Directions for this task:
Can you output the records below exactly as they are written?

Dataset extract:
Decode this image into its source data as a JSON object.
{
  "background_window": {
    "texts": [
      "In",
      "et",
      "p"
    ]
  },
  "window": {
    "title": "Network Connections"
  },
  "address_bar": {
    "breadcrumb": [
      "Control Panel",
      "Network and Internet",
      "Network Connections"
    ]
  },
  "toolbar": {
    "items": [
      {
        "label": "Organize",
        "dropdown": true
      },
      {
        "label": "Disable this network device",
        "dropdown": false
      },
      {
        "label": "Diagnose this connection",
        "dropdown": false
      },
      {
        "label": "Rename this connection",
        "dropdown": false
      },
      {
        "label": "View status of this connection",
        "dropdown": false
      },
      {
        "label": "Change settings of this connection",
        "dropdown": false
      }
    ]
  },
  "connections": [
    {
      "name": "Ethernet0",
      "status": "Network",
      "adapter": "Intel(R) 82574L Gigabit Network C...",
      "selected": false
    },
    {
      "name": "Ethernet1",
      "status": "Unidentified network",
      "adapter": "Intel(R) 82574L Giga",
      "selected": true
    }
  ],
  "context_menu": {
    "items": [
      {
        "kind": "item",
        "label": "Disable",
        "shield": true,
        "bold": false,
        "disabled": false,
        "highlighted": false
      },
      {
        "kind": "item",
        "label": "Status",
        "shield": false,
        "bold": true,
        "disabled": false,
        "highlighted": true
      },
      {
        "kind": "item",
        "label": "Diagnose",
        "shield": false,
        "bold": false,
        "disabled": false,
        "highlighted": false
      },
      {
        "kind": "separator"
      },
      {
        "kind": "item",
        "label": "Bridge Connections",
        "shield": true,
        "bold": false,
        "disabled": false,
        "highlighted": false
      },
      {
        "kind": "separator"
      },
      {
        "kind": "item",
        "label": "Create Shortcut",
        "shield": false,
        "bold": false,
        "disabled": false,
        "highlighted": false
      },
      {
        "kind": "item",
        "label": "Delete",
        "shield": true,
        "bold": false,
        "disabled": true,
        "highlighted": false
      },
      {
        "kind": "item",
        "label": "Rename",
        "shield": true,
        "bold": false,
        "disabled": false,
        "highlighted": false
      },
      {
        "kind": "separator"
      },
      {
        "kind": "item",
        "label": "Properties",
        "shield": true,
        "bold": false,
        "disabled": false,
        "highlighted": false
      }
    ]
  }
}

Task solution:
Decode this image into its source data as a JSON object.
{
  "background_window": {
    "texts": [
      "In",
      "et",
      "p"
    ]
  },
  "window": {
    "title": "Network Connections"
  },
  "address_bar": {
    "breadcrumb": [
      "Control Panel",
      "Network and Internet",
      "Network Connections"
    ]
  },
  "toolbar": {
    "items": [
      {
        "label": "Organize",
        "dropdown": true
      },
      {
        "label": "Disable this network device",
        "dropdown": false
      },
      {
        "label": "Diagnose this connection",
        "dropdown": false
      },
      {
        "label": "Rename this connection",
        "dropdown": false
      },
      {
        "label": "View status of this connection",
        "dropdown": false
      },
      {
        "label": "Change settings of this connection",
        "dropdown": false
      }
    ]
  },
  "connections": [
    {
      "name": "Ethernet0",
      "status": "Network",
      "adapter": "Intel(R) 82574L Gigabit Network C...",
      "selected": false
    },
    {
      "name": "Ethernet1",
      "status": "Unidentified network",
      "adapter": "Intel(R) 82574L Giga",
      "selected": true
    }
  ],
  "context_menu": {
    "items": [
      {
        "kind": "item",
        "label": "Disable",
        "shield": true,
        "bold": false,
        "disabled": false,
        "highlighted": false
      },
      {
        "kind": "item",
        "label": "Status",
        "shield": false,
        "bold": true,
        "disabled": false,
        "highlighted": true
      },
      {
        "kind": "item",
        "label": "Diagnose",
        "shield": false,
        "bold": false,
        "disabled": false,
        "highlighted": false
      },
      {
        "kind": "separator"
      },
      {
        "kind": "item",
        "label": "Bridge Connections",
        "shield": true,
        "bold": false,
        "disabled": false,
        "highlighted": false
      },
      {
        "kind": "separator"
      },
      {
        "kind": "item",
        "label": "Create Shortcut",
        "shield": false,
        "bold": false,
        "disabled": false,
        "highlighted": false
      },
      {
        "kind": "item",
        "label": "Delete",
        "shield": true,
        "bold": false,
        "disabled": true,
        "highlighted": false
      },
      {
        "kind": "item",
        "label": "Rename",
        "shield": true,
        "bold": false,
        "disabled": false,
        "highlighted": false
      },
      {
        "kind": "separator"
      },
      {
        "kind": "item",
        "label": "Properties",
        "shield": true,
        "bold": false,
        "disabled": false,
        "highlighted": false
      }
    ]
  }
}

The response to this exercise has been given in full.